··· THE DATA

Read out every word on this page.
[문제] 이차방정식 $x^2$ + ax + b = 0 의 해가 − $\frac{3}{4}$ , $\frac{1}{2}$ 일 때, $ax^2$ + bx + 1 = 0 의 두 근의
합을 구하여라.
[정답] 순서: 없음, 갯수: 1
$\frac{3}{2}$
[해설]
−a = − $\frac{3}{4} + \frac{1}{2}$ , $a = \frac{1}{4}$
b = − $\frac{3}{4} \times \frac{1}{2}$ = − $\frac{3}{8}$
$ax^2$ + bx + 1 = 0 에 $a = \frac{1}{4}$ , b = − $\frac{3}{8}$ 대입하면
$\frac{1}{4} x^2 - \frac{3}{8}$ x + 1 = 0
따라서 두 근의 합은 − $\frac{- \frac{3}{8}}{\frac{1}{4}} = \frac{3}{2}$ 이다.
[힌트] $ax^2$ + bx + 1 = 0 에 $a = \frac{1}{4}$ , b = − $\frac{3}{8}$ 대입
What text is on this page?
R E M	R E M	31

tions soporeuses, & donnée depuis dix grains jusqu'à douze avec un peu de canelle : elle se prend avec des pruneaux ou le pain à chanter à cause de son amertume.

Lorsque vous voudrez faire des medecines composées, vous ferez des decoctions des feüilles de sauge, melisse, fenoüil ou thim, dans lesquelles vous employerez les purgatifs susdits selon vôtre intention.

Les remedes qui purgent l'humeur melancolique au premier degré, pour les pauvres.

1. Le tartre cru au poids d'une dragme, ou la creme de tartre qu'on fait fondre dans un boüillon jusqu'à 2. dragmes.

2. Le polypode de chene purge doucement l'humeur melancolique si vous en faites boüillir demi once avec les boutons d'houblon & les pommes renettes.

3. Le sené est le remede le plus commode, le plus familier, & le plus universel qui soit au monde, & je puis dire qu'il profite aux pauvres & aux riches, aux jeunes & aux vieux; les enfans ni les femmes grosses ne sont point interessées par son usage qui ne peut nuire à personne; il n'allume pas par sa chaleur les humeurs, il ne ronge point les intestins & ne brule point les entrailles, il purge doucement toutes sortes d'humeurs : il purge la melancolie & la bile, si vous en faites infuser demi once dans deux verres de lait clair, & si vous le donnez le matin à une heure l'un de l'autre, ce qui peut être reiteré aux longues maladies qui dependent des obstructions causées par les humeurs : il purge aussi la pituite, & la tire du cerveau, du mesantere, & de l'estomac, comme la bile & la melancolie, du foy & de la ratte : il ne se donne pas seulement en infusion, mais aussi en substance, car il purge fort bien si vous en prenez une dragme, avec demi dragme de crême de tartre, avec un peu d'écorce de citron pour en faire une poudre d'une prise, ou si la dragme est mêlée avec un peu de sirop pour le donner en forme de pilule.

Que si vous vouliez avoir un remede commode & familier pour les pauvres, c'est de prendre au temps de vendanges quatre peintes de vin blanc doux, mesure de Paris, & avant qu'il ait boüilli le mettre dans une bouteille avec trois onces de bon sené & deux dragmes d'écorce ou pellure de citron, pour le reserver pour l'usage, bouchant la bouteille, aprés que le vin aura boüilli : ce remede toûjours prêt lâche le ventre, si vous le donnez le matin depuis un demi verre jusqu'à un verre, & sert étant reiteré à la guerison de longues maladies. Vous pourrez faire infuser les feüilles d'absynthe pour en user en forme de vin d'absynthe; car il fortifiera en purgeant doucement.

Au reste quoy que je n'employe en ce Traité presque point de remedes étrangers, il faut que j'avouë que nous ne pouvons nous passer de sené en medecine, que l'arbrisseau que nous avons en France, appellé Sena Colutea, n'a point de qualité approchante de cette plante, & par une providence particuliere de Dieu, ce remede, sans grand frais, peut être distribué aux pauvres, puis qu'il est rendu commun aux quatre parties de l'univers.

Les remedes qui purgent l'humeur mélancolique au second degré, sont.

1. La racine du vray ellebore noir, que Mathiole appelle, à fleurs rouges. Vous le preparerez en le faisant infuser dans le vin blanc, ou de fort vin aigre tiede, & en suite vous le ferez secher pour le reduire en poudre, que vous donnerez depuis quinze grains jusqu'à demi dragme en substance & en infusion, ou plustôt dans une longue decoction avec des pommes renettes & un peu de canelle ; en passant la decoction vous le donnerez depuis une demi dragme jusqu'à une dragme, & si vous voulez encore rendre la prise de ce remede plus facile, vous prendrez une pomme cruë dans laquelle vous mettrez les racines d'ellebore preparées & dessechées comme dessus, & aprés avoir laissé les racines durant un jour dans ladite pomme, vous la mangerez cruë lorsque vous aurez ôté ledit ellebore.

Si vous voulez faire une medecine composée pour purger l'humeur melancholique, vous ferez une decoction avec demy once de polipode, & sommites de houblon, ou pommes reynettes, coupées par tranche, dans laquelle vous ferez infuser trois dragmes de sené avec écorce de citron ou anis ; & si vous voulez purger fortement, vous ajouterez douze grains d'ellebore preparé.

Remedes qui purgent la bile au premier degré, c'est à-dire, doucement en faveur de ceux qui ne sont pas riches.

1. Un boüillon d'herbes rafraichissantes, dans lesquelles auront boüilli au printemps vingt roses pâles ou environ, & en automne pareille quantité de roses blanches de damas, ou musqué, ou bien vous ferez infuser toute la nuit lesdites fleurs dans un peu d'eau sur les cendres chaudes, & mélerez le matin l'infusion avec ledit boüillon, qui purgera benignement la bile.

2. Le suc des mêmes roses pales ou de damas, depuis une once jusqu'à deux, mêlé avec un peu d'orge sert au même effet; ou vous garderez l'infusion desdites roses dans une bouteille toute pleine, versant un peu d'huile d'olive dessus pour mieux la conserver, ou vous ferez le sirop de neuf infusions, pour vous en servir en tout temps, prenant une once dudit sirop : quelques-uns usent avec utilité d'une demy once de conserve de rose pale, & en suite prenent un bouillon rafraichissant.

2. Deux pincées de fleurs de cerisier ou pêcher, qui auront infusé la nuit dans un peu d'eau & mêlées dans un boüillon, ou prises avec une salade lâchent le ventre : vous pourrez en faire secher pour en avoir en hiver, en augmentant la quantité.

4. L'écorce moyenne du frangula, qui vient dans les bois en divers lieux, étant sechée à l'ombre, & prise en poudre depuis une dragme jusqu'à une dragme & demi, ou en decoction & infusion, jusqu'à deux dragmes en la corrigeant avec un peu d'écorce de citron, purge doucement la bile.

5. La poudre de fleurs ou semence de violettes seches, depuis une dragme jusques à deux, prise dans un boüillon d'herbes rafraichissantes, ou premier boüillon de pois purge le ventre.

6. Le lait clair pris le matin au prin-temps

······

◆ **WHAT THIS TASK INVOLVES**:
Calculate how many lines of the material include the string "demy", and state that number by itself.

◆ **EXERCISE ANSWER**:
2